Set exercise =>
Please transcribe the records precisely; pictures stay out of your copy.

[Stored records]

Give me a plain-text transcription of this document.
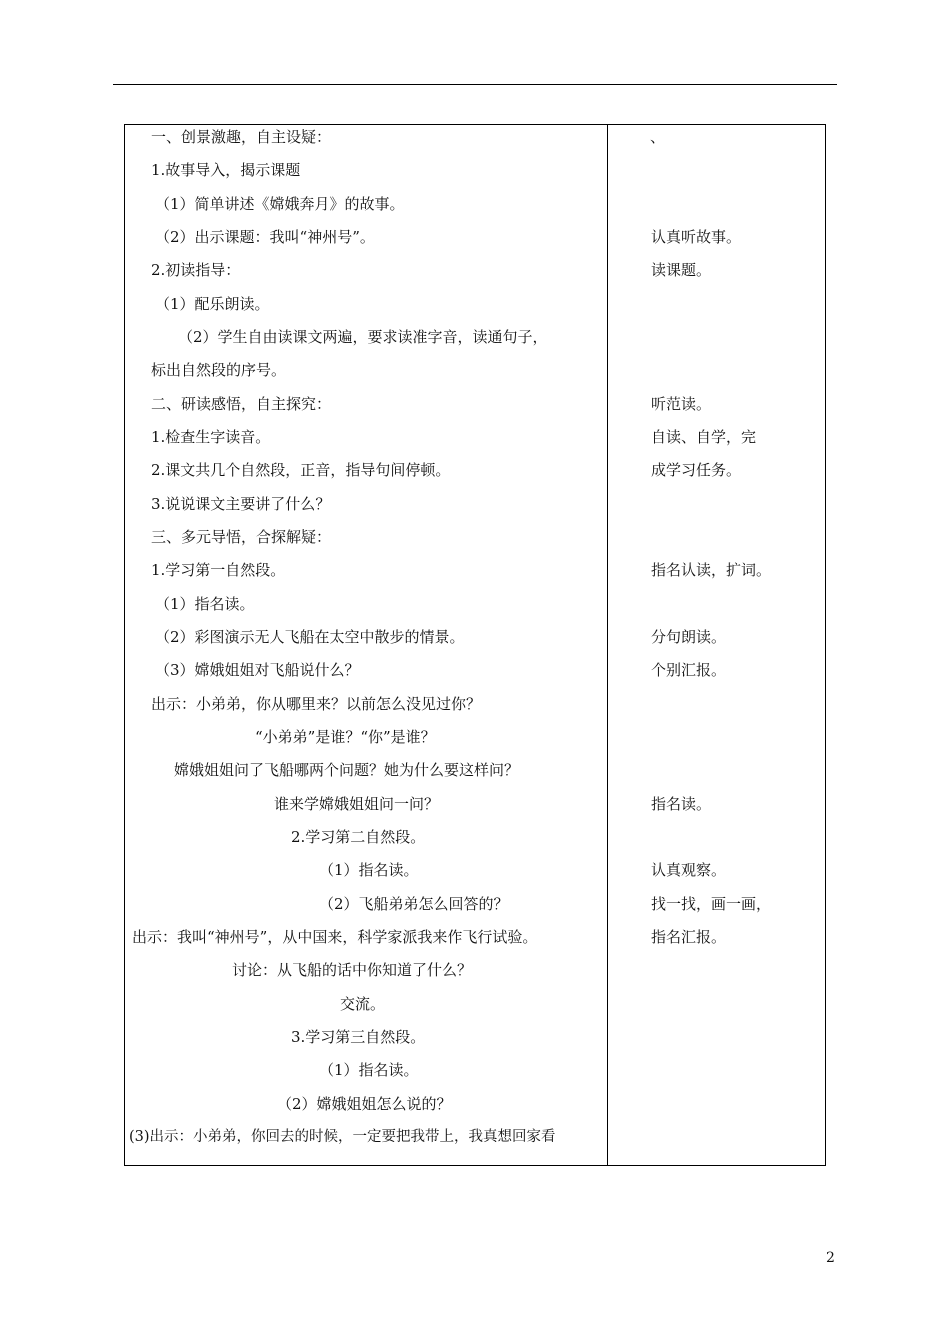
一、创景激趣，自主设疑：
1.故事导入，揭示课题
（1）简单讲述《嫦娥奔月》的故事。
（2）出示课题：我叫“神州号”。
2.初读指导：
（1）配乐朗读。
（2）学生自由读课文两遍，要求读准字音，读通句子，
标出自然段的序号。
二、研读感悟，自主探究：
1.检查生字读音。
2.课文共几个自然段，正音，指导句间停顿。
3.说说课文主要讲了什么？
三、多元导悟，合探解疑：
1.学习第一自然段。
（1）指名读。
（2）彩图演示无人飞船在太空中散步的情景。
（3）嫦娥姐姐对飞船说什么？
出示：小弟弟，你从哪里来？以前怎么没见过你？
“小弟弟”是谁？“你”是谁？
嫦娥姐姐问了飞船哪两个问题？她为什么要这样问？
谁来学嫦娥姐姐问一问？
2.学习第二自然段。
（1）指名读。
（2）飞船弟弟怎么回答的？
出示：我叫“神州号”，从中国来，科学家派我来作飞行试验。
讨论：从飞船的话中你知道了什么？
交流。
3.学习第三自然段。
（1）指名读。
（2）嫦娥姐姐怎么说的？
(3)出示：小弟弟，你回去的时候，一定要把我带上，我真想回家看
、
认真听故事。
读课题。
听范读。
自读、自学，完
成学习任务。
指名认读，扩词。
分句朗读。
个别汇报。
指名读。
认真观察。
找一找，画一画，
指名汇报。
2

Exercise output =>
Give me a plain-text transcription of this document.
一、创景激趣，自主设疑：
1.故事导入，揭示课题
（1）简单讲述《嫦娥奔月》的故事。
（2）出示课题：我叫“神州号”。
2.初读指导：
（1）配乐朗读。
（2）学生自由读课文两遍，要求读准字音，读通句子，
标出自然段的序号。
二、研读感悟，自主探究：
1.检查生字读音。
2.课文共几个自然段，正音，指导句间停顿。
3.说说课文主要讲了什么？
三、多元导悟，合探解疑：
1.学习第一自然段。
（1）指名读。
（2）彩图演示无人飞船在太空中散步的情景。
（3）嫦娥姐姐对飞船说什么？
出示：小弟弟，你从哪里来？以前怎么没见过你？
“小弟弟”是谁？“你”是谁？
嫦娥姐姐问了飞船哪两个问题？她为什么要这样问？
谁来学嫦娥姐姐问一问？
2.学习第二自然段。
（1）指名读。
（2）飞船弟弟怎么回答的？
出示：我叫“神州号”，从中国来，科学家派我来作飞行试验。
讨论：从飞船的话中你知道了什么？
交流。
3.学习第三自然段。
（1）指名读。
（2）嫦娥姐姐怎么说的？
(3)出示：小弟弟，你回去的时候，一定要把我带上，我真想回家看
、
认真听故事。
读课题。
听范读。
自读、自学，完
成学习任务。
指名认读，扩词。
分句朗读。
个别汇报。
指名读。
认真观察。
找一找，画一画，
指名汇报。
2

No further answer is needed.